### Stated problem
Copy every record exactly, and keep the pictures out.

········

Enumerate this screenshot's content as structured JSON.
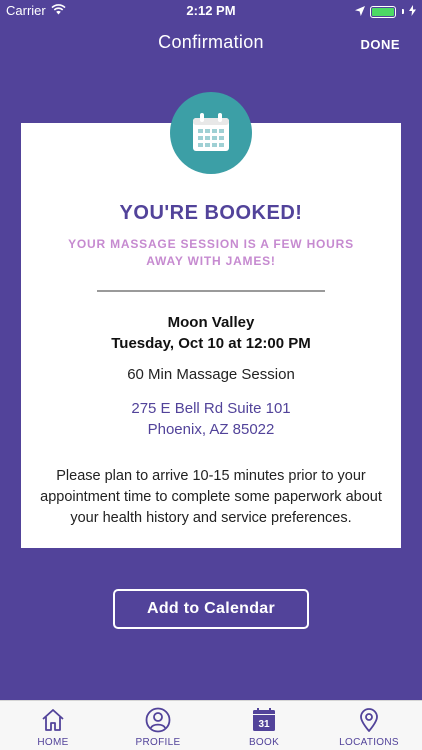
{
  "status_bar": {
    "carrier": "Carrier",
    "time": "2:12 PM",
    "battery_color": "#4cd964"
  },
  "nav": {
    "title": "Confirmation",
    "done_label": "DONE"
  },
  "card": {
    "icon": "calendar-icon",
    "heading": "YOU'RE BOOKED!",
    "subheading": "YOUR MASSAGE SESSION IS A FEW HOURS AWAY WITH JAMES!",
    "location_name": "Moon Valley",
    "datetime": "Tuesday, Oct 10 at 12:00 PM",
    "service": "60 Min Massage Session",
    "address_line1": "275 E Bell Rd Suite 101",
    "address_line2": "Phoenix, AZ 85022",
    "note": "Please plan to arrive 10-15 minutes prior to your appointment time to complete some paperwork about your health history and service preferences."
  },
  "actions": {
    "add_to_calendar": "Add to Calendar"
  },
  "tab_bar": {
    "items": [
      {
        "label": "HOME",
        "icon": "home-icon"
      },
      {
        "label": "PROFILE",
        "icon": "profile-icon"
      },
      {
        "label": "BOOK",
        "icon": "calendar-icon",
        "icon_text": "31"
      },
      {
        "label": "LOCATIONS",
        "icon": "location-pin-icon"
      }
    ]
  },
  "colors": {
    "background": "#52439a",
    "badge": "#3c9fa6",
    "accent_pink": "#c68ad0",
    "tab_bar": "#f7f7f7"
  }
}
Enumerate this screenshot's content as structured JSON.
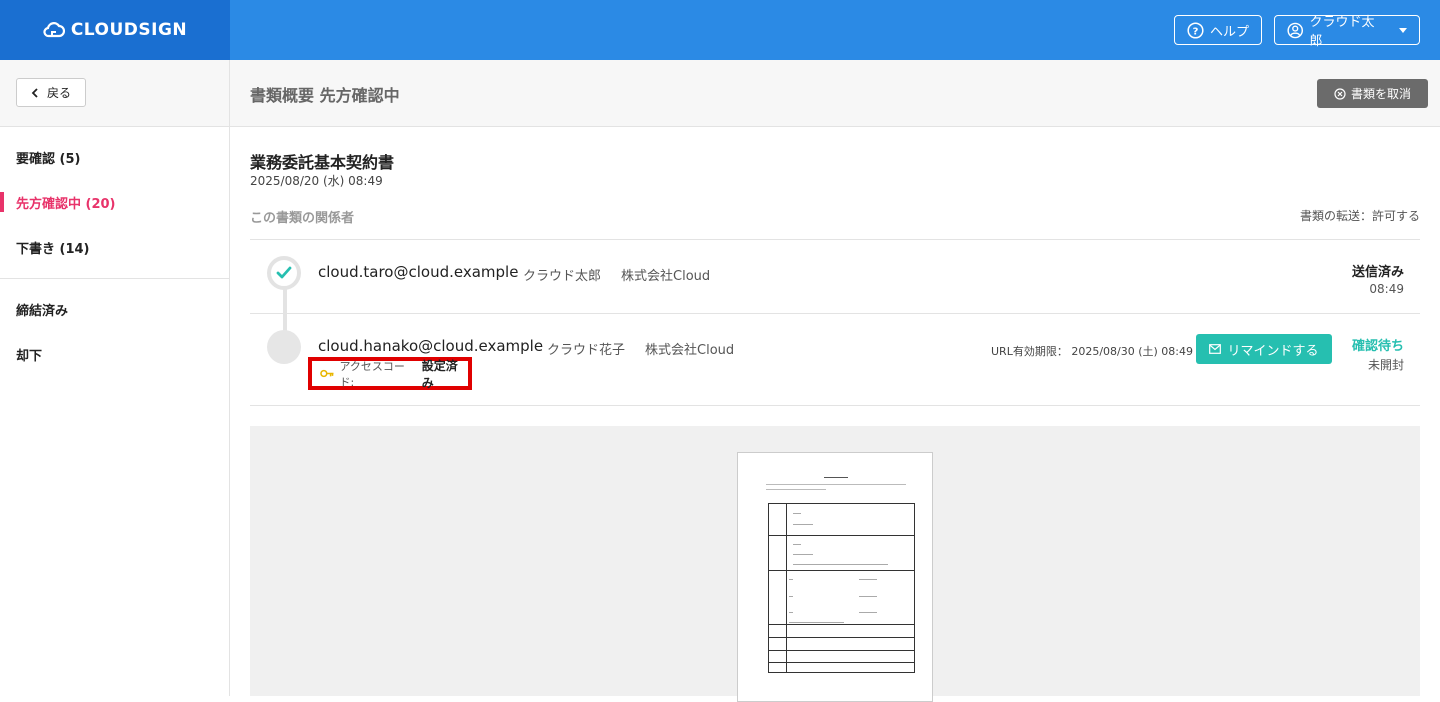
{
  "header": {
    "logo_text": "CLOUDSIGN",
    "help_label": "ヘルプ",
    "user_label": "クラウド太郎"
  },
  "subheader": {
    "back_label": "戻る",
    "title": "書類概要 先方確認中",
    "cancel_label": "書類を取消"
  },
  "sidebar": {
    "items": [
      {
        "label": "要確認 (5)",
        "active": false
      },
      {
        "label": "先方確認中 (20)",
        "active": true
      },
      {
        "label": "下書き (14)",
        "active": false
      },
      {
        "label": "締結済み",
        "active": false
      },
      {
        "label": "却下",
        "active": false
      }
    ]
  },
  "document": {
    "title": "業務委託基本契約書",
    "date": "2025/08/20 (水) 08:49",
    "parties_label": "この書類の関係者",
    "transfer_text": "書類の転送：許可する"
  },
  "parties": [
    {
      "email": "cloud.taro@cloud.example",
      "name": "クラウド太郎",
      "company": "株式会社Cloud",
      "status": "送信済み",
      "status_sub": "08:49"
    },
    {
      "email": "cloud.hanako@cloud.example",
      "name": "クラウド花子",
      "company": "株式会社Cloud",
      "url_expiry": "URL有効期限： 2025/08/30 (土) 08:49",
      "remind_label": "リマインドする",
      "status": "確認待ち",
      "status_sub": "未開封",
      "access_code_label": "アクセスコード:",
      "access_code_value": "設定済み"
    }
  ],
  "colors": {
    "header_bg": "#2b8ae5",
    "logo_bg": "#1a6fd1",
    "accent_pink": "#e8336a",
    "teal": "#26bfb0",
    "highlight_red": "#e00000"
  }
}
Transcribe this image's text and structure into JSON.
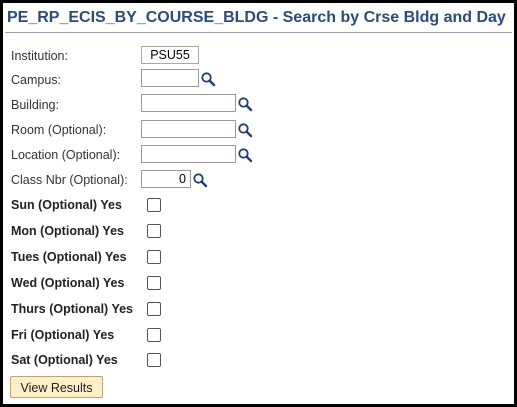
{
  "page": {
    "title": "PE_RP_ECIS_BY_COURSE_BLDG - Search by Crse Bldg and Day"
  },
  "fields": {
    "institution": {
      "label": "Institution:",
      "value": "PSU55"
    },
    "campus": {
      "label": "Campus:",
      "value": ""
    },
    "building": {
      "label": "Building:",
      "value": ""
    },
    "room": {
      "label": "Room (Optional):",
      "value": ""
    },
    "location": {
      "label": "Location (Optional):",
      "value": ""
    },
    "class_nbr": {
      "label": "Class Nbr (Optional):",
      "value": "0"
    }
  },
  "days": {
    "sun": {
      "label": "Sun (Optional) Yes",
      "checked": false
    },
    "mon": {
      "label": "Mon (Optional) Yes",
      "checked": false
    },
    "tues": {
      "label": "Tues (Optional) Yes",
      "checked": false
    },
    "wed": {
      "label": "Wed (Optional) Yes",
      "checked": false
    },
    "thurs": {
      "label": "Thurs (Optional) Yes",
      "checked": false
    },
    "fri": {
      "label": "Fri (Optional) Yes",
      "checked": false
    },
    "sat": {
      "label": "Sat (Optional) Yes",
      "checked": false
    }
  },
  "actions": {
    "view_results_label": "View Results"
  },
  "icons": {
    "lookup": "magnifier-icon"
  },
  "colors": {
    "title": "#2a4a84",
    "button_bg": "#fdefc8",
    "button_border": "#c9a25e",
    "frame_border": "#000000"
  }
}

········

### Full answer
Enumerate this screenshot's content as structured JSON.
{
  "status_bar": {
    "carrier": "Carrier",
    "time": "2:12 PM",
    "battery_color": "#4cd964"
  },
  "nav": {
    "title": "Confirmation",
    "done_label": "DONE"
  },
  "card": {
    "icon": "calendar-icon",
    "heading": "YOU'RE BOOKED!",
    "subheading": "YOUR MASSAGE SESSION IS A FEW HOURS AWAY WITH JAMES!",
    "location_name": "Moon Valley",
    "datetime": "Tuesday, Oct 10 at 12:00 PM",
    "service": "60 Min Massage Session",
    "address_line1": "275 E Bell Rd Suite 101",
    "address_line2": "Phoenix, AZ 85022",
    "note": "Please plan to arrive 10-15 minutes prior to your appointment time to complete some paperwork about your health history and service preferences."
  },
  "actions": {
    "add_to_calendar": "Add to Calendar"
  },
  "tab_bar": {
    "items": [
      {
        "label": "HOME",
        "icon": "home-icon"
      },
      {
        "label": "PROFILE",
        "icon": "profile-icon"
      },
      {
        "label": "BOOK",
        "icon": "calendar-icon",
        "icon_text": "31"
      },
      {
        "label": "LOCATIONS",
        "icon": "location-pin-icon"
      }
    ]
  },
  "colors": {
    "background": "#52439a",
    "badge": "#3c9fa6",
    "accent_pink": "#c68ad0",
    "tab_bar": "#f7f7f7"
  }
}
Enumerate this screenshot's content as structured JSON.
{
  "header": {
    "logo_text": "CLOUDSIGN",
    "help_label": "ヘルプ",
    "user_label": "クラウド太郎"
  },
  "subheader": {
    "back_label": "戻る",
    "title": "書類概要 先方確認中",
    "cancel_label": "書類を取消"
  },
  "sidebar": {
    "items": [
      {
        "label": "要確認 (5)",
        "active": false
      },
      {
        "label": "先方確認中 (20)",
        "active": true
      },
      {
        "label": "下書き (14)",
        "active": false
      },
      {
        "label": "締結済み",
        "active": false
      },
      {
        "label": "却下",
        "active": false
      }
    ]
  },
  "document": {
    "title": "業務委託基本契約書",
    "date": "2025/08/20 (水) 08:49",
    "parties_label": "この書類の関係者",
    "transfer_text": "書類の転送：許可する"
  },
  "parties": [
    {
      "email": "cloud.taro@cloud.example",
      "name": "クラウド太郎",
      "company": "株式会社Cloud",
      "status": "送信済み",
      "status_sub": "08:49"
    },
    {
      "email": "cloud.hanako@cloud.example",
      "name": "クラウド花子",
      "company": "株式会社Cloud",
      "url_expiry": "URL有効期限： 2025/08/30 (土) 08:49",
      "remind_label": "リマインドする",
      "status": "確認待ち",
      "status_sub": "未開封",
      "access_code_label": "アクセスコード:",
      "access_code_value": "設定済み"
    }
  ],
  "colors": {
    "header_bg": "#2b8ae5",
    "logo_bg": "#1a6fd1",
    "accent_pink": "#e8336a",
    "teal": "#26bfb0",
    "highlight_red": "#e00000"
  }
}
Transcribe this image's text and structure into JSON.
{
  "page": {
    "title": "PE_RP_ECIS_BY_COURSE_BLDG - Search by Crse Bldg and Day"
  },
  "fields": {
    "institution": {
      "label": "Institution:",
      "value": "PSU55"
    },
    "campus": {
      "label": "Campus:",
      "value": ""
    },
    "building": {
      "label": "Building:",
      "value": ""
    },
    "room": {
      "label": "Room (Optional):",
      "value": ""
    },
    "location": {
      "label": "Location (Optional):",
      "value": ""
    },
    "class_nbr": {
      "label": "Class Nbr (Optional):",
      "value": "0"
    }
  },
  "days": {
    "sun": {
      "label": "Sun (Optional) Yes",
      "checked": false
    },
    "mon": {
      "label": "Mon (Optional) Yes",
      "checked": false
    },
    "tues": {
      "label": "Tues (Optional) Yes",
      "checked": false
    },
    "wed": {
      "label": "Wed (Optional) Yes",
      "checked": false
    },
    "thurs": {
      "label": "Thurs (Optional) Yes",
      "checked": false
    },
    "fri": {
      "label": "Fri (Optional) Yes",
      "checked": false
    },
    "sat": {
      "label": "Sat (Optional) Yes",
      "checked": false
    }
  },
  "actions": {
    "view_results_label": "View Results"
  },
  "icons": {
    "lookup": "magnifier-icon"
  },
  "colors": {
    "title": "#2a4a84",
    "button_bg": "#fdefc8",
    "button_border": "#c9a25e",
    "frame_border": "#000000"
  }
}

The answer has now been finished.